Keep the pictures out of the copy and print all the entries below exactly.

Start MATERIAL TO PROCESS

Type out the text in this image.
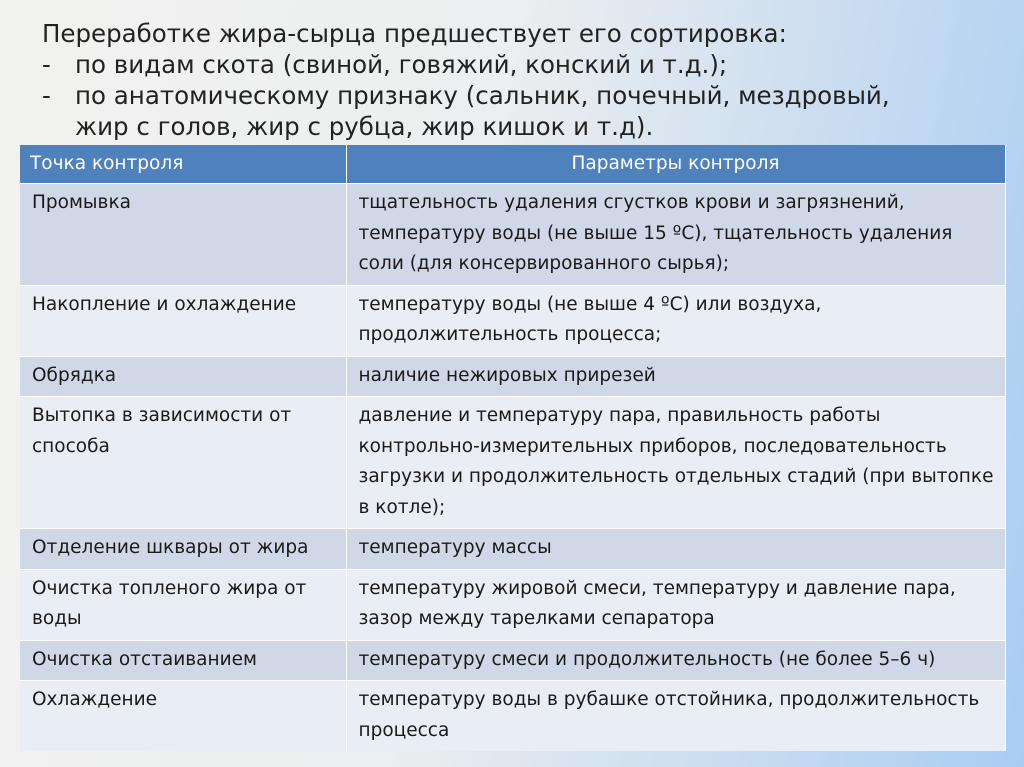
Переработке жира-сырца предшествует его сортировка:
- по видам скота (свиной, говяжий, конский и т.д.);
- по анатомическому признаку (сальник, почечный, мездровый,
жир с голов, жир с рубца, жир кишок и т.д).
Точка контроля	Параметры контроля
Промывка	тщательность удаления сгустков крови и загрязнений, температуру воды (не выше 15 ºС), тщательность удаления соли (для консервированного сырья);
Накопление и охлаждение	температуру воды (не выше 4 ºС) или воздуха, продолжительность процесса;
Обрядка	наличие нежировых прирезей
Вытопка в зависимости от способа	давление и температуру пара, правильность работы контрольно-измерительных приборов, последовательность загрузки и продолжительность отдельных стадий (при вытопке в котле);
Отделение шквары от жира	температуру массы
Очистка топленого жира от воды	температуру жировой смеси, температуру и давление пара, зазор между тарелками сепаратора
Очистка отстаиванием	температуру смеси и продолжительность (не более 5–6 ч)
Охлаждение	температуру воды в рубашке отстойника, продолжительность процесса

End MATERIAL TO PROCESS

EXERCISE RESULT>
Type out the text in this image.
Переработке жира-сырца предшествует его сортировка:
- по видам скота (свиной, говяжий, конский и т.д.);
- по анатомическому признаку (сальник, почечный, мездровый,
жир с голов, жир с рубца, жир кишок и т.д).
Точка контроля	Параметры контроля
Промывка	тщательность удаления сгустков крови и загрязнений, температуру воды (не выше 15 ºС), тщательность удаления соли (для консервированного сырья);
Накопление и охлаждение	температуру воды (не выше 4 ºС) или воздуха, продолжительность процесса;
Обрядка	наличие нежировых прирезей
Вытопка в зависимости от способа	давление и температуру пара, правильность работы контрольно-измерительных приборов, последовательность загрузки и продолжительность отдельных стадий (при вытопке в котле);
Отделение шквары от жира	температуру массы
Очистка топленого жира от воды	температуру жировой смеси, температуру и давление пара, зазор между тарелками сепаратора
Очистка отстаиванием	температуру смеси и продолжительность (не более 5–6 ч)
Охлаждение	температуру воды в рубашке отстойника, продолжительность процесса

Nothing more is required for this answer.